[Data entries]

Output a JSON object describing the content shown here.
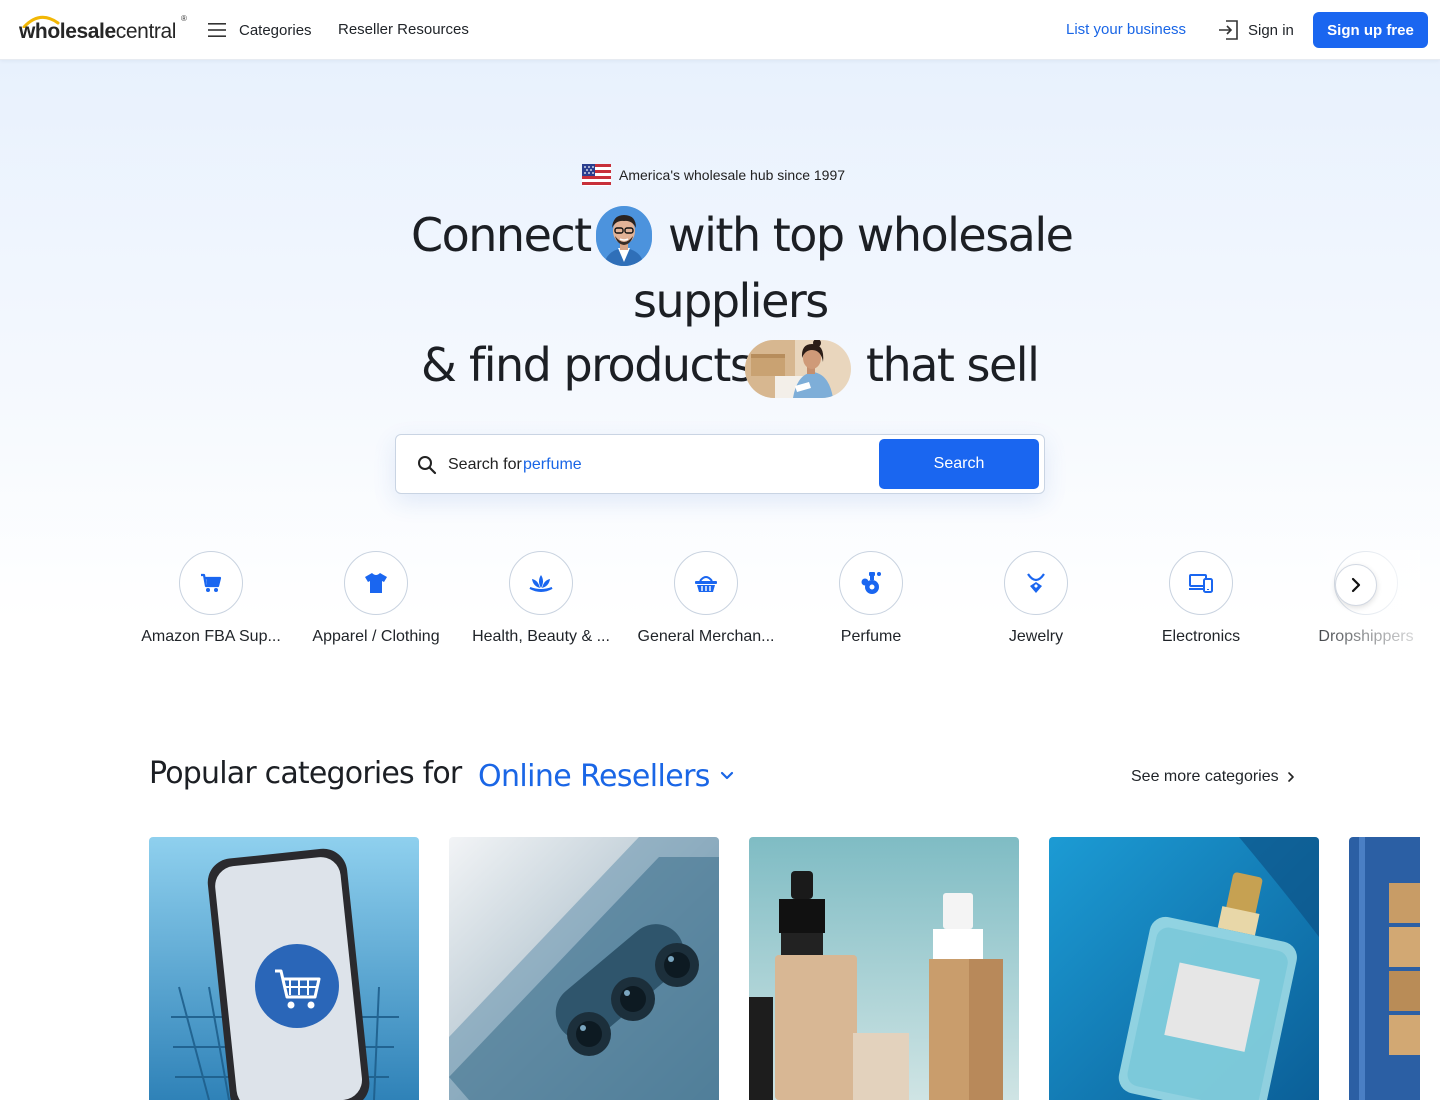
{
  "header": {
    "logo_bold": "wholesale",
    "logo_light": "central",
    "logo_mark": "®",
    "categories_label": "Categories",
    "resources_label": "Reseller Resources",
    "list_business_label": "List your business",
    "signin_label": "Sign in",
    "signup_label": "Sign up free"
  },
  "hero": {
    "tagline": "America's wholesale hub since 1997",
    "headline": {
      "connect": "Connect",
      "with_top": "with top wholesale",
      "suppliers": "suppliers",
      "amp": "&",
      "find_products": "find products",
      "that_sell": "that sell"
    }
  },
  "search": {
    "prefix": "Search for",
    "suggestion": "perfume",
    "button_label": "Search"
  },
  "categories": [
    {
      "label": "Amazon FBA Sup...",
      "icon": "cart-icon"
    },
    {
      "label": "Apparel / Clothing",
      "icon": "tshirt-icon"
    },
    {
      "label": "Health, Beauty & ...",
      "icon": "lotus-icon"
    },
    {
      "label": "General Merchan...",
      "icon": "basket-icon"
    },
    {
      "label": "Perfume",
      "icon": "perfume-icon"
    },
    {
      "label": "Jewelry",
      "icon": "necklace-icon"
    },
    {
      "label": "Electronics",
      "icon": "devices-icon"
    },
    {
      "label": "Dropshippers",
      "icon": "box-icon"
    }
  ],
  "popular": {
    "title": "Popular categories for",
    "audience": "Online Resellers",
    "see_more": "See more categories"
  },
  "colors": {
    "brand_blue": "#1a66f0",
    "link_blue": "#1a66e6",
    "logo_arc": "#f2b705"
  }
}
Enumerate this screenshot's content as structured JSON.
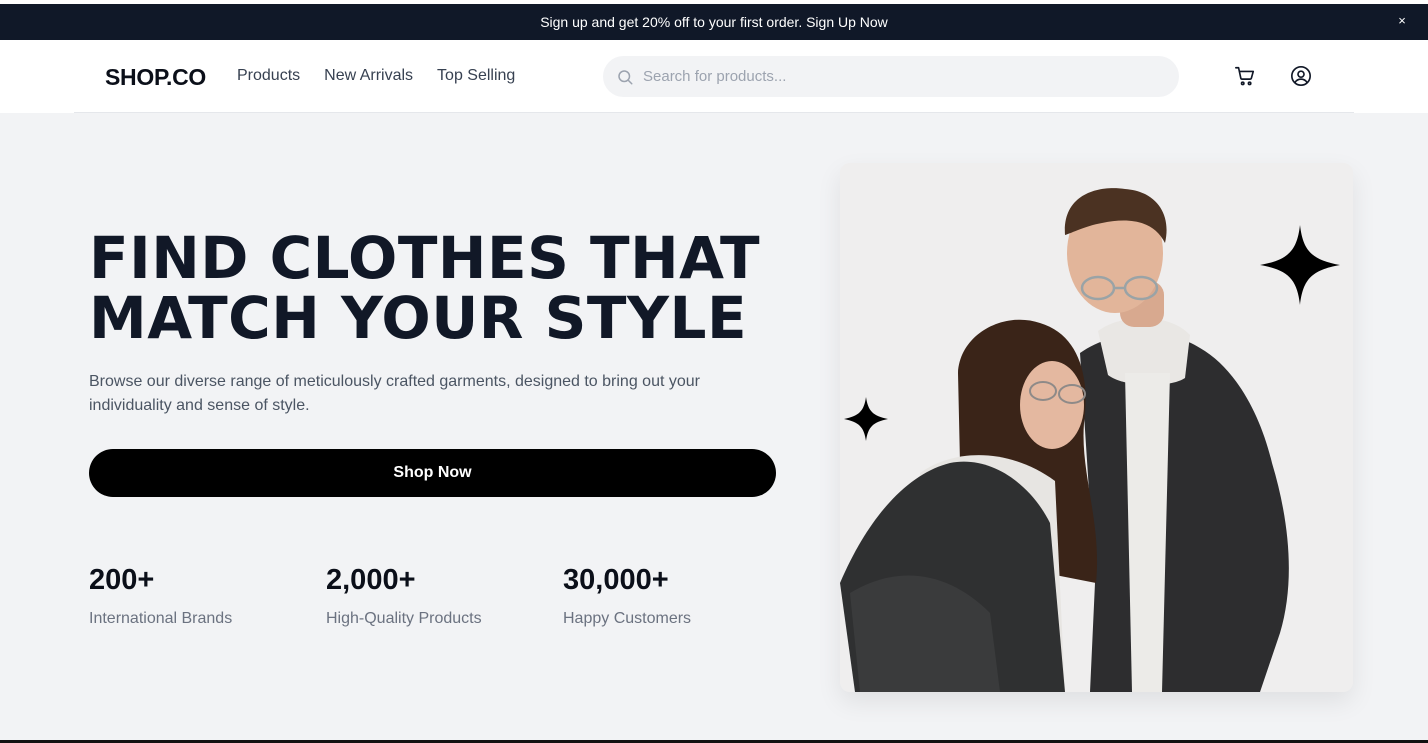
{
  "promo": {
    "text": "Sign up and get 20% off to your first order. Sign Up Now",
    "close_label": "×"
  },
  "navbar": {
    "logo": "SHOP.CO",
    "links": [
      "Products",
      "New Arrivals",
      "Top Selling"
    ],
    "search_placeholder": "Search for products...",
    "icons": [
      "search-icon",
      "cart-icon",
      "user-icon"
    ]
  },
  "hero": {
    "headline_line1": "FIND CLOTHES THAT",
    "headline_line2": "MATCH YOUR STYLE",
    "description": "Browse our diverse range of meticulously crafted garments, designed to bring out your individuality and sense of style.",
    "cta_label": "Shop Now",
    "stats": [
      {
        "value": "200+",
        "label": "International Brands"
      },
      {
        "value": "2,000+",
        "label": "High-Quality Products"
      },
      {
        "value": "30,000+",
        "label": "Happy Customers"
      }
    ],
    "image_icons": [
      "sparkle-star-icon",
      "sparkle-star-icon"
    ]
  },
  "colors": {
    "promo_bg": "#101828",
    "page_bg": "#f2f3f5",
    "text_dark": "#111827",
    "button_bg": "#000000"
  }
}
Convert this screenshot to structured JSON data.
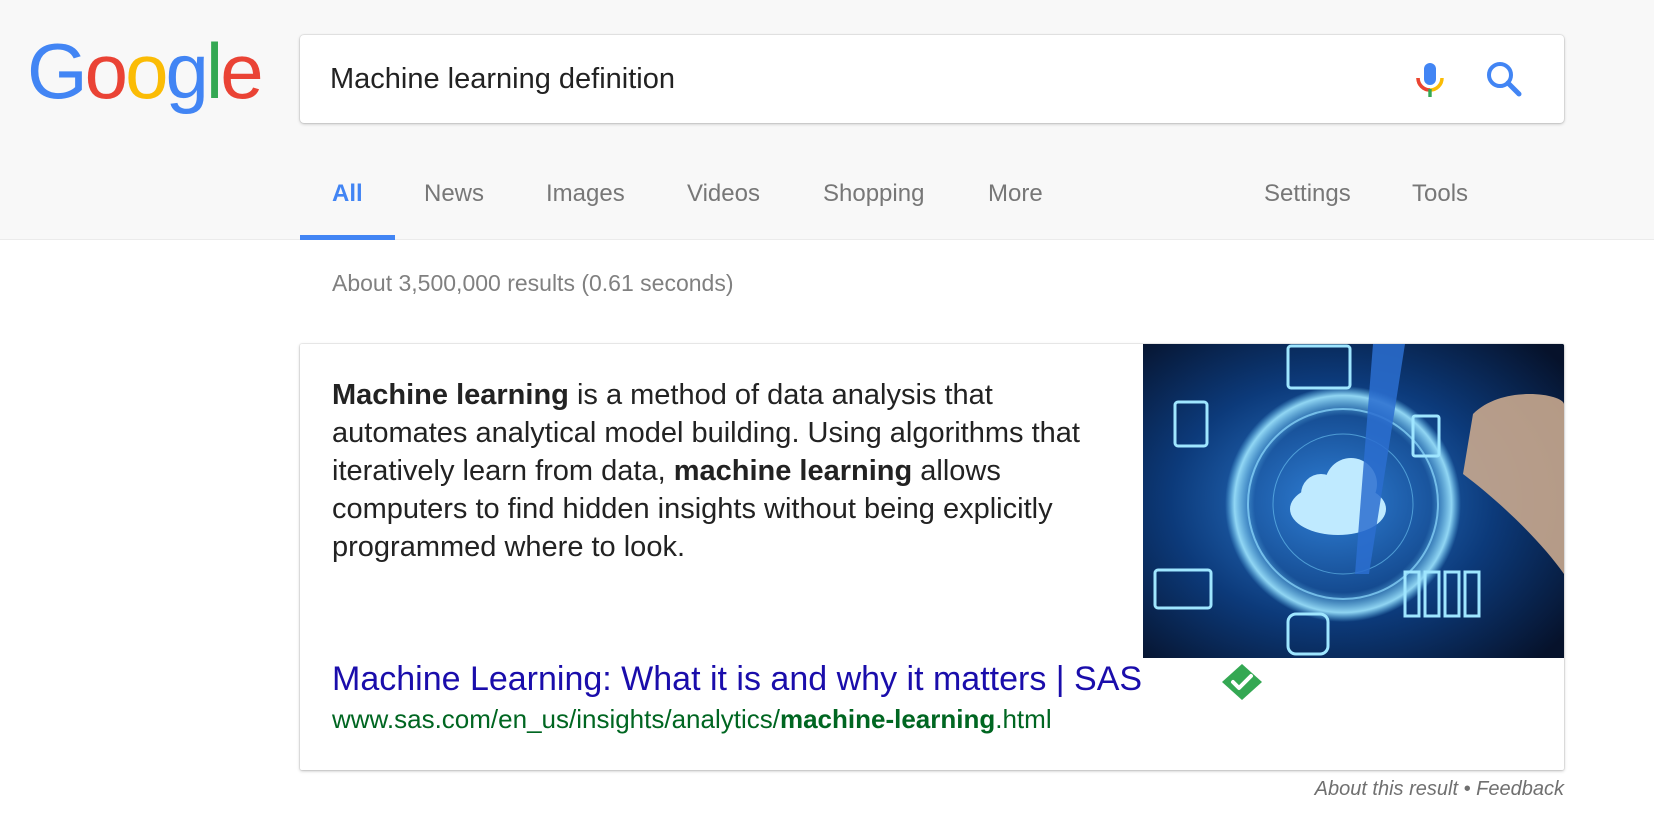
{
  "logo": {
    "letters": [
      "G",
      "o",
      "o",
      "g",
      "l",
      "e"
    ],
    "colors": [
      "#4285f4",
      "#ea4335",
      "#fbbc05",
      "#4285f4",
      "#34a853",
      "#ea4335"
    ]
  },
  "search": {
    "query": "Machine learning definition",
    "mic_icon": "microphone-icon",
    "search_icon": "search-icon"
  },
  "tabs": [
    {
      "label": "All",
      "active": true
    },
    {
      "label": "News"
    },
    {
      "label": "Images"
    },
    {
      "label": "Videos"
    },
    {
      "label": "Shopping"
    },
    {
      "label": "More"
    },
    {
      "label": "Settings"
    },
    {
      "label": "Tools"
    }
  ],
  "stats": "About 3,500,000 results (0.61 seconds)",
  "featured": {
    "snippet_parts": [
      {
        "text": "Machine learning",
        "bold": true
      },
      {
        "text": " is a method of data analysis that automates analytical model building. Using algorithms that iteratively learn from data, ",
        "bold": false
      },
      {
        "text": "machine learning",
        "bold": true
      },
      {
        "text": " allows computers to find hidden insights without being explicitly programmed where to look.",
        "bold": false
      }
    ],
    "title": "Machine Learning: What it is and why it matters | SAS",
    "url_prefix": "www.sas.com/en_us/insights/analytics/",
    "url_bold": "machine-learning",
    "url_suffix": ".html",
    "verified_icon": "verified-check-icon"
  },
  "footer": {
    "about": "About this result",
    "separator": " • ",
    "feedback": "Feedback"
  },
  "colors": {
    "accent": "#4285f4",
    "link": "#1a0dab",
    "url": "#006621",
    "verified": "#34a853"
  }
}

## Exercise instructions
Using the listing above, pick out each line that contains the word "About", then copy it.

## Exercise response
  "stats": "About 3,500,000 results (0.61 seconds)",
    "about": "About this result",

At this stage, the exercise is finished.